Records supplied:

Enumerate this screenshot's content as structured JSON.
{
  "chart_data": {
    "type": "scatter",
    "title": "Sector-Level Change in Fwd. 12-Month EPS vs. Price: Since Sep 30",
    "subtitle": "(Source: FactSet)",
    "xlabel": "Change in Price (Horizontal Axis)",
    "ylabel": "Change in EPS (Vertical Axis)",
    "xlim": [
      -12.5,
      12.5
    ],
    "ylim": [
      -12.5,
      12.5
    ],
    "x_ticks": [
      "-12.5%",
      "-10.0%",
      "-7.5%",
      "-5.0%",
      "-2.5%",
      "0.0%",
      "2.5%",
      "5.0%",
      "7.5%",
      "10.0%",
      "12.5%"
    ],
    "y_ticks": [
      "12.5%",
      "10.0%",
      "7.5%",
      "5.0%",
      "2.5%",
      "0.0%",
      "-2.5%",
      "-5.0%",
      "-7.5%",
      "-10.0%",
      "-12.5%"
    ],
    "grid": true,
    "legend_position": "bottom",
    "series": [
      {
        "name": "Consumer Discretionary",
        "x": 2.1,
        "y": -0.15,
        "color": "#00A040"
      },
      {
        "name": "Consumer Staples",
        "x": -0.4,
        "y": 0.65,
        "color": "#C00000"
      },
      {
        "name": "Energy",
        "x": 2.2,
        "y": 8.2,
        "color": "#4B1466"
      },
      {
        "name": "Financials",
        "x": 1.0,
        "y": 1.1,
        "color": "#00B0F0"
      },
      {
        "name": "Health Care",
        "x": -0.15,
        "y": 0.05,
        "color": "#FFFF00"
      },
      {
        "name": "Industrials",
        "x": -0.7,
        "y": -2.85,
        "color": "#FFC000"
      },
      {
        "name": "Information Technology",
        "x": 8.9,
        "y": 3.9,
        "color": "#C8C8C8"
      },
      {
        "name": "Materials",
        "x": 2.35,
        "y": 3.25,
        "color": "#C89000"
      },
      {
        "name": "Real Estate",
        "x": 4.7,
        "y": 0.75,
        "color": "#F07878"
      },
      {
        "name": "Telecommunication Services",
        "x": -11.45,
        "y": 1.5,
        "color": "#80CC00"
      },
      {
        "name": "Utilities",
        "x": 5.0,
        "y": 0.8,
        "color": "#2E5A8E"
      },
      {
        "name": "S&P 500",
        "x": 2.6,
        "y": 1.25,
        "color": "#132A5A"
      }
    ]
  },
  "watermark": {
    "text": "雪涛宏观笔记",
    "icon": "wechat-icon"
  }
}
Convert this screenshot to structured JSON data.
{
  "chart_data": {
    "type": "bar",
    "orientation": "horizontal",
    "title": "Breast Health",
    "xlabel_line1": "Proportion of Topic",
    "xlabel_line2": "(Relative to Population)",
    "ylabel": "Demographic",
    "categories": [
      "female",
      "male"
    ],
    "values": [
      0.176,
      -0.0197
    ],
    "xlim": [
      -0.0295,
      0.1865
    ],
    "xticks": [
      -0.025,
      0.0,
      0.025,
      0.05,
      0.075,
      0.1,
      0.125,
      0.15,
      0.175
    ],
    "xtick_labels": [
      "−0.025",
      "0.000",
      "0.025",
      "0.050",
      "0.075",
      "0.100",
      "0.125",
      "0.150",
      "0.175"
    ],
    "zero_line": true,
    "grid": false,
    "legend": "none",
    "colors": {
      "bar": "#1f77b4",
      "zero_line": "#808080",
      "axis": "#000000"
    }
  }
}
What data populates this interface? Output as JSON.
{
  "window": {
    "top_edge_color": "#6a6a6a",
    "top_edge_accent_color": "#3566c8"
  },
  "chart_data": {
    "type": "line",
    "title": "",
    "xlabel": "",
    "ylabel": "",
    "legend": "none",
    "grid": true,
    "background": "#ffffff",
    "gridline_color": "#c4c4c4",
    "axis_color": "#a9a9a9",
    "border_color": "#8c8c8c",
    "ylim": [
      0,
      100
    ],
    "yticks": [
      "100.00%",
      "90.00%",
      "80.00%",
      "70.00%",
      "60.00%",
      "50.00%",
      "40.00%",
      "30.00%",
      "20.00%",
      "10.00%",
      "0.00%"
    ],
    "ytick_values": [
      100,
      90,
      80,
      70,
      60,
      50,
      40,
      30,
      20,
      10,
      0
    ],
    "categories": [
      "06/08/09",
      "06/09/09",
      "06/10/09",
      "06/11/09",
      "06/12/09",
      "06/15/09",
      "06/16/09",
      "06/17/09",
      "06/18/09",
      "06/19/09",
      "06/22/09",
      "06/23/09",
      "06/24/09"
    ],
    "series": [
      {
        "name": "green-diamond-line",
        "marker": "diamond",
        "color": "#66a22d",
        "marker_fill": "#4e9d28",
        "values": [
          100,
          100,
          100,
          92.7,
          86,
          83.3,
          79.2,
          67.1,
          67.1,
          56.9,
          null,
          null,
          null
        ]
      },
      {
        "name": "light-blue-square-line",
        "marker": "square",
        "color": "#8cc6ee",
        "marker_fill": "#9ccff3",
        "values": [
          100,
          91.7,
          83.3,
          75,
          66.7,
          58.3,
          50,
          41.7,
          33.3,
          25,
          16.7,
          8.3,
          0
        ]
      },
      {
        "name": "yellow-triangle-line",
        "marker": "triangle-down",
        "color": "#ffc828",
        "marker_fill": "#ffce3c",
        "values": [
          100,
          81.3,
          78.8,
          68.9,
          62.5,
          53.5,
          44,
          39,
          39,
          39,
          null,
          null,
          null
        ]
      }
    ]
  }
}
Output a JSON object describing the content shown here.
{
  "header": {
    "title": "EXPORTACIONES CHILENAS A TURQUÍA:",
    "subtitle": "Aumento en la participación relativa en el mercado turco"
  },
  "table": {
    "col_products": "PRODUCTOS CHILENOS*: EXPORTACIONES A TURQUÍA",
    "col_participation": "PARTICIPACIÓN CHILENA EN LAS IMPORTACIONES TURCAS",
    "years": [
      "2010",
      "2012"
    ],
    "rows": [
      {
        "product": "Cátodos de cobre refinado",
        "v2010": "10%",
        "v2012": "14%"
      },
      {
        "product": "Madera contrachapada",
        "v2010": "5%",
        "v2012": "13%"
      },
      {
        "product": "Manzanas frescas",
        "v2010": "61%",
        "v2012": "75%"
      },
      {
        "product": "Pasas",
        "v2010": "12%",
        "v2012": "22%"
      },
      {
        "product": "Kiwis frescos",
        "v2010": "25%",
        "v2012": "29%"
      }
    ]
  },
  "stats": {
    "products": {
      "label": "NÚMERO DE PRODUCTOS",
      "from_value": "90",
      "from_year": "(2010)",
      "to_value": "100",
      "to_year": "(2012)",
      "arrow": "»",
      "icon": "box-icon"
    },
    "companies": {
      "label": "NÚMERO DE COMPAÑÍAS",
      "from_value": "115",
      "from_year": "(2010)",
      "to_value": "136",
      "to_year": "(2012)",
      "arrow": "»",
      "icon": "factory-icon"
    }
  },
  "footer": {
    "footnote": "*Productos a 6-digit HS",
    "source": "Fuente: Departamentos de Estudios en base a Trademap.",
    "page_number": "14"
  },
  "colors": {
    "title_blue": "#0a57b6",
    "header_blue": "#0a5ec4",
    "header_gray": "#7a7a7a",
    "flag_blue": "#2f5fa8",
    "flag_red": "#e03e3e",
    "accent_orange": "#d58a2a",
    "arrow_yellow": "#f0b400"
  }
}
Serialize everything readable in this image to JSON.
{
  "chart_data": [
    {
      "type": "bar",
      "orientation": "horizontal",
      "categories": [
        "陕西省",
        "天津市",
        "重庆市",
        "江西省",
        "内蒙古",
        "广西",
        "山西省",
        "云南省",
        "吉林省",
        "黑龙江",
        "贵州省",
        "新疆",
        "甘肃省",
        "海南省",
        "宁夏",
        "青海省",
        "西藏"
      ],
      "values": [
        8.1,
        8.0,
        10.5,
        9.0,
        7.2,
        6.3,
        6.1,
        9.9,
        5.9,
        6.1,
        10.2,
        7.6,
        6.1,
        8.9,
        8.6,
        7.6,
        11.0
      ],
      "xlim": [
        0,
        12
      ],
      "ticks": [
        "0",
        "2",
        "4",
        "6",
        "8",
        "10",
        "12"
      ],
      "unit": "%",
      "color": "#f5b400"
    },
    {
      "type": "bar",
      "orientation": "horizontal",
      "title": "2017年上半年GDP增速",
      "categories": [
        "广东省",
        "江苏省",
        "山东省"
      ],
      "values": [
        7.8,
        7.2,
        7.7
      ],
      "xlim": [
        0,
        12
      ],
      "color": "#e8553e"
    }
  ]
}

Aim of the exercise:
Search the preceding listing for the word "type" and pull out every line that holds it.

Output of the exercise:
    "type": "scatter",
    "type": "bar",
    "type": "line",
      "type": "bar",
      "type": "bar",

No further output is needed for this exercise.